Each line containing the word "know" must be collected.

Stored dataset items:
——

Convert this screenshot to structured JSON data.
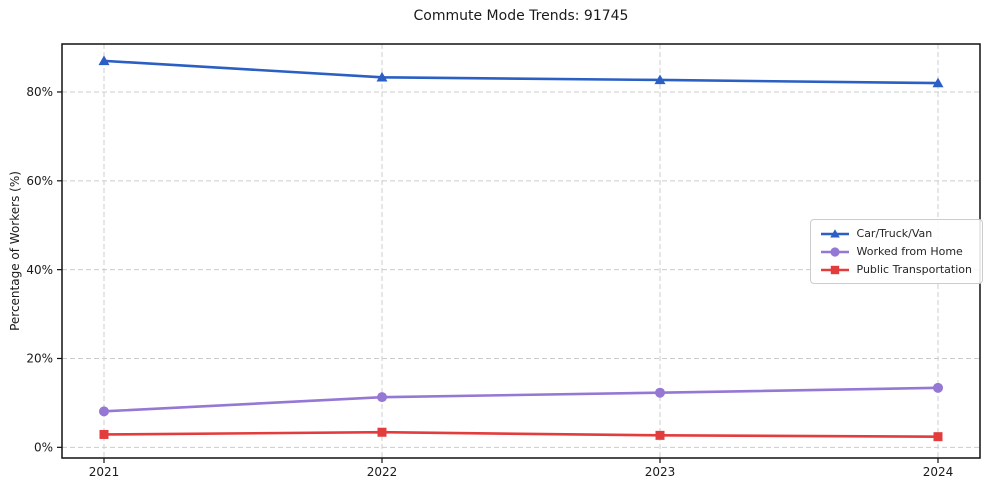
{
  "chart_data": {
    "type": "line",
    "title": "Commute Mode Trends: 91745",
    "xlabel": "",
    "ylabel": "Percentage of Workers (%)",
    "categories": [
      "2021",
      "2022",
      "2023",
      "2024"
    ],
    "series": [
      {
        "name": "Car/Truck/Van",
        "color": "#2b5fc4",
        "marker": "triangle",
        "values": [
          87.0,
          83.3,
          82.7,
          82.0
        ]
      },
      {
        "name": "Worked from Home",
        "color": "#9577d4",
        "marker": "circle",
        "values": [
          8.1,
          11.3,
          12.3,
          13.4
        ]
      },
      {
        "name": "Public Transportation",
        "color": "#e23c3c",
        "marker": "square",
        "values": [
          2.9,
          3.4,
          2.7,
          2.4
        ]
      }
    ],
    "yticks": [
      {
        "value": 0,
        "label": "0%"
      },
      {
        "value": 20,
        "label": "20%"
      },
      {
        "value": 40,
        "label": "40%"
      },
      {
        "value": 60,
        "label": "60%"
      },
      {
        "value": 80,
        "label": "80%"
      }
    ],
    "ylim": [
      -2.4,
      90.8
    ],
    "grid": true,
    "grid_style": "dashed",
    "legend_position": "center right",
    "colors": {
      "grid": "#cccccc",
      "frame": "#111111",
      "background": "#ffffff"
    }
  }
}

——

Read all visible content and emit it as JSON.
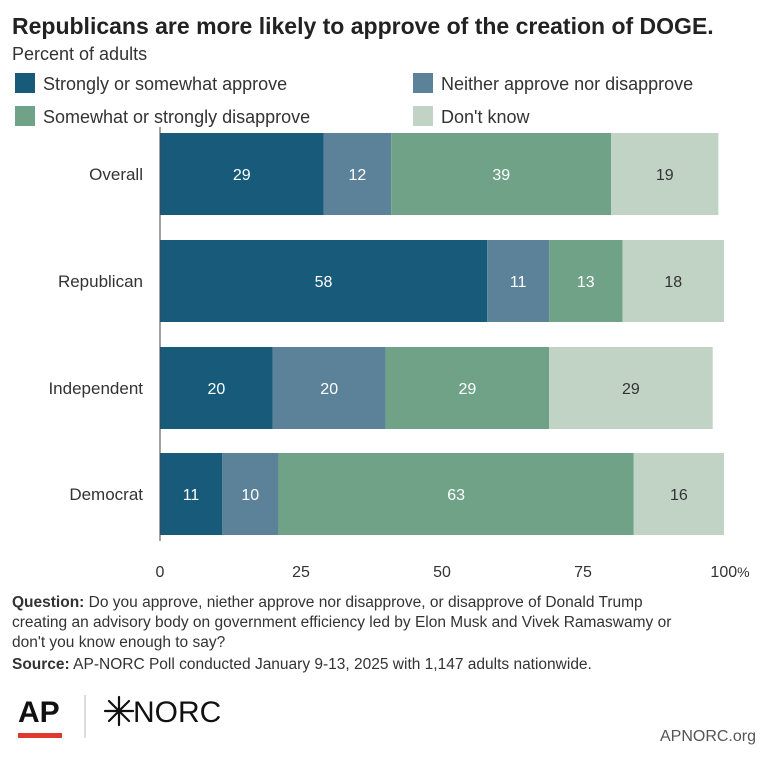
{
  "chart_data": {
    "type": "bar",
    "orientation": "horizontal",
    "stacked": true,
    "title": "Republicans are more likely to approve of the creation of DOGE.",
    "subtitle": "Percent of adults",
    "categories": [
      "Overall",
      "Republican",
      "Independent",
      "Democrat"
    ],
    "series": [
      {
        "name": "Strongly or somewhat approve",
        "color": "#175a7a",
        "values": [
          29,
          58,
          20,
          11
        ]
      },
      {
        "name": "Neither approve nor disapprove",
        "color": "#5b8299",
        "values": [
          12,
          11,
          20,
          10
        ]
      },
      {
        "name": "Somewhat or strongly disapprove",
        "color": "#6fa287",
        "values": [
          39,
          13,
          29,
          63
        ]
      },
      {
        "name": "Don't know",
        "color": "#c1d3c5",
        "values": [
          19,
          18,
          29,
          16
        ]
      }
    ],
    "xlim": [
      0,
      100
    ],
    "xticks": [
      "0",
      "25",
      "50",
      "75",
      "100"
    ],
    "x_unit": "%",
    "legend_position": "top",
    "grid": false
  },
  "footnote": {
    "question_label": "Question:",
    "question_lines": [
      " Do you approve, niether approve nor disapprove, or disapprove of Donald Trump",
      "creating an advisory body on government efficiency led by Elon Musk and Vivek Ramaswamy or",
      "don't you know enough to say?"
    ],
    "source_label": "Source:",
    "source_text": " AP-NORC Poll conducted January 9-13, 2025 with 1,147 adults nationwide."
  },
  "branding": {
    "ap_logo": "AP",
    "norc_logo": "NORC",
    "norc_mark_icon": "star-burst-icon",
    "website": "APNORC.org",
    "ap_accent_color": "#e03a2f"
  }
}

——

> **Answer to this task**:
        "name": "Don't know",
      "don't you know enough to say?"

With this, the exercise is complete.